Purpose: Patients with pancreatic malignancy suffer from intractable and persistent pain that can only be effectively treated by the use of opioids. Such pain significantly impacts quality of life and becomes the stigma of the disease and dying. The aim of the study was to evaluate the psychosocial correlates of pain among the pancreatic cancer patients, with a special emphasis on social support.


Methods: One hundred and thirty one patients (52 women and 79 men) diagnosed with pancreatic cancer participated in the study. Visual Analog Scale (VAS) was used to assess current pain intensity. Social support was assessed by the subscale “Family and social living” of FACT–G and the Visual Representation Scale PRISM.


Results: There was a strong correlation between pain intensity and the social support measured by subscale of FACT-G in the opioid-using group (measured by VAS r=0.47, p<0.05) and measured with the PRISM (r=0.81, p<0.05). In the opioid-naïve group, there was no relationship between pain and perceived social support level. In women, pain strongly correlated with social support: VAS/FACT correlation was r=-0.64, VAS/PRISM r=-0.62 (both p<0.05).


Conclusions: In patients suffering from pancreatic cancer that use opioids, higher level of pain is connected with higher perceived positive impact of illness on social relations and with higher level of perceived social support. In contrary, in female patients, lower social support is associated with higher level of pain. Social support is an important contributor to pain perception in patients receiving opioids and in female patients.

• **Record excerpts**:

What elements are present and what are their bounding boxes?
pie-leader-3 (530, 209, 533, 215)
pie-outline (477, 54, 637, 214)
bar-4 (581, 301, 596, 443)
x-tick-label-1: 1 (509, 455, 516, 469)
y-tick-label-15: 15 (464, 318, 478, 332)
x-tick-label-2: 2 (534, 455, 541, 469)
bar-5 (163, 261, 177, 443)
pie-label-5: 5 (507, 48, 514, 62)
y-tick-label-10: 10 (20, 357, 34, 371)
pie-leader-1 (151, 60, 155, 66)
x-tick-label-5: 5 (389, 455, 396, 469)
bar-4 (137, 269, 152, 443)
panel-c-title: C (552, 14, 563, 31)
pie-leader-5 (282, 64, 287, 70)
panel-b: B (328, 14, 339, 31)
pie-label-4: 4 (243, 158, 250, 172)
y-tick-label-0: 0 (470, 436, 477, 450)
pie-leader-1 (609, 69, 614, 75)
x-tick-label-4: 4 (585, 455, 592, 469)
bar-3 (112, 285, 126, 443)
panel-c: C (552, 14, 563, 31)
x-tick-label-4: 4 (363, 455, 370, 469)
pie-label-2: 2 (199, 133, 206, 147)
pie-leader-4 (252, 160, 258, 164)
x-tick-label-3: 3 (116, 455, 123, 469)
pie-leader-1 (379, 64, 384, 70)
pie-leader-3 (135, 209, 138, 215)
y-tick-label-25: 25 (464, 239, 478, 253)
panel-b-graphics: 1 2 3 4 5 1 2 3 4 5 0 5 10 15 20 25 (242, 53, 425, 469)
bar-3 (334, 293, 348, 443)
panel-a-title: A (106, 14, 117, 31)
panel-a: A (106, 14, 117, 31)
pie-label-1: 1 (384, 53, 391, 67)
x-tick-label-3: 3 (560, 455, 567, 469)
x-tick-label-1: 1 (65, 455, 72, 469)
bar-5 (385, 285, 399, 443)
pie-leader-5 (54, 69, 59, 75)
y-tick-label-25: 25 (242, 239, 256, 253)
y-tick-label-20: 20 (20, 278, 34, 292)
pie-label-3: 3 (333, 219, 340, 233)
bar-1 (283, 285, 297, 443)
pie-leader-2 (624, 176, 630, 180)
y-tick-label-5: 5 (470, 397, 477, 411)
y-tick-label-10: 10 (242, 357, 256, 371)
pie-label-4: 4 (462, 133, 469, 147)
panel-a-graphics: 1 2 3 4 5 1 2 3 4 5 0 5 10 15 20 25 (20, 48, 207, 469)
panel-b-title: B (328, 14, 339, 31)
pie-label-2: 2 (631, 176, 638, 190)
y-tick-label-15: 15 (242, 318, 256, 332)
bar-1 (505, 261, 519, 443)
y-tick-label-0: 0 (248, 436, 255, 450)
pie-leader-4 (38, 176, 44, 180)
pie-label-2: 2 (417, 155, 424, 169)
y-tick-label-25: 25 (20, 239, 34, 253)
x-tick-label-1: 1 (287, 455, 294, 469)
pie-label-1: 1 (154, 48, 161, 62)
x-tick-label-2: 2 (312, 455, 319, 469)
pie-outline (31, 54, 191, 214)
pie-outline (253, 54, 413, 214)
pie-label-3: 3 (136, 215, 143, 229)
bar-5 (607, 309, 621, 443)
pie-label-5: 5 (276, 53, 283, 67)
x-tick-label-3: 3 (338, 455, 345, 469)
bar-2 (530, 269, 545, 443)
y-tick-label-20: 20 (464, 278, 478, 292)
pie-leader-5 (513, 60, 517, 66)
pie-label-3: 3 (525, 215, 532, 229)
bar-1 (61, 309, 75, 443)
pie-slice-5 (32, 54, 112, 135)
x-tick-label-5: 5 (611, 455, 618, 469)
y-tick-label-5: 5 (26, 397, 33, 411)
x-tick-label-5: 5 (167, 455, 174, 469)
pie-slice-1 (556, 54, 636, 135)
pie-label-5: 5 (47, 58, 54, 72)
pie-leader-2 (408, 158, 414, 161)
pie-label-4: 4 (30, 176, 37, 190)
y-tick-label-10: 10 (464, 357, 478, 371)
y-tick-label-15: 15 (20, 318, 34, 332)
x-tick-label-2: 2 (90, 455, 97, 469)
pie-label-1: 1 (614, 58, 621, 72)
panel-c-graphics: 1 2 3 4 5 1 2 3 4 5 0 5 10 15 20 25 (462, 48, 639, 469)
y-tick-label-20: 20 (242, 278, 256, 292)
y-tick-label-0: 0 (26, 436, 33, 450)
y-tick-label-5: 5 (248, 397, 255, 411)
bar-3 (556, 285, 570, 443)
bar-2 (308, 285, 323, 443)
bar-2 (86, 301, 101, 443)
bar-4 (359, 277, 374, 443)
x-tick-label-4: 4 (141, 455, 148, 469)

• **Exercise details**: Carry on the abstract about pain and social support in pancreatic cancer patients, starting after its last sentence. The data plays no role here.

• **Response**:
Introduction
Pancreatic cancer is the 4th most frequent cancerous cause of death in the US and the 6th in Europe. Every year about 2,00,000 patients die worldwide due to it, while 2,00,000 new cases are diagnosed. Just at the moment of diagnosis as much as 75% cases are inoperable, while next 15% are diagnosed inoperable during laparotomy. Moreover, out of those remaining 10%, half would develop local or distant recurrence. Generally, 5 year survival will be achieved by 5% and 1 year survival by 25% [1,2]. The fact that over 80% of pancreatic tumors cannot be removed surgically and these patients with unresectable cancer are embraced by the symptomatic treatment only places the issue of symptom control in the middle of attention [1]. Results of many studies present that this group of patients often suffer from intractable, persistent and incapacitating pain [2]. Pain was shown to be strongly associated with poorer quality of life, impaired functional activity and greater depression [3].
According to the World Health Organization guidelines for pain treatment, the 3-step analgesic ladder, the last step of the analgesic ladder consists of “strong” pure agonist opioids. The use of invasive surgical techniques, such as nerve blocks or splanchnicectomy is considered only if the pharmacological, noninvasive techniques fail and patients still suffers from pain. This order is being questioned, because of the results of clinical studies supporting the thesis that using multiple strategies is better way to control pain and improve quality of life [4]. In light of our previous research, Neurolytic Coeliac Plexus Block (NCPB) and Thoracoscopic Splanchnicectomy (TS) are effective methods in patients with chronic pain. Applying both invasive pain treatment has been proved to allow decrease of medication dose needed for pain relief [5,6].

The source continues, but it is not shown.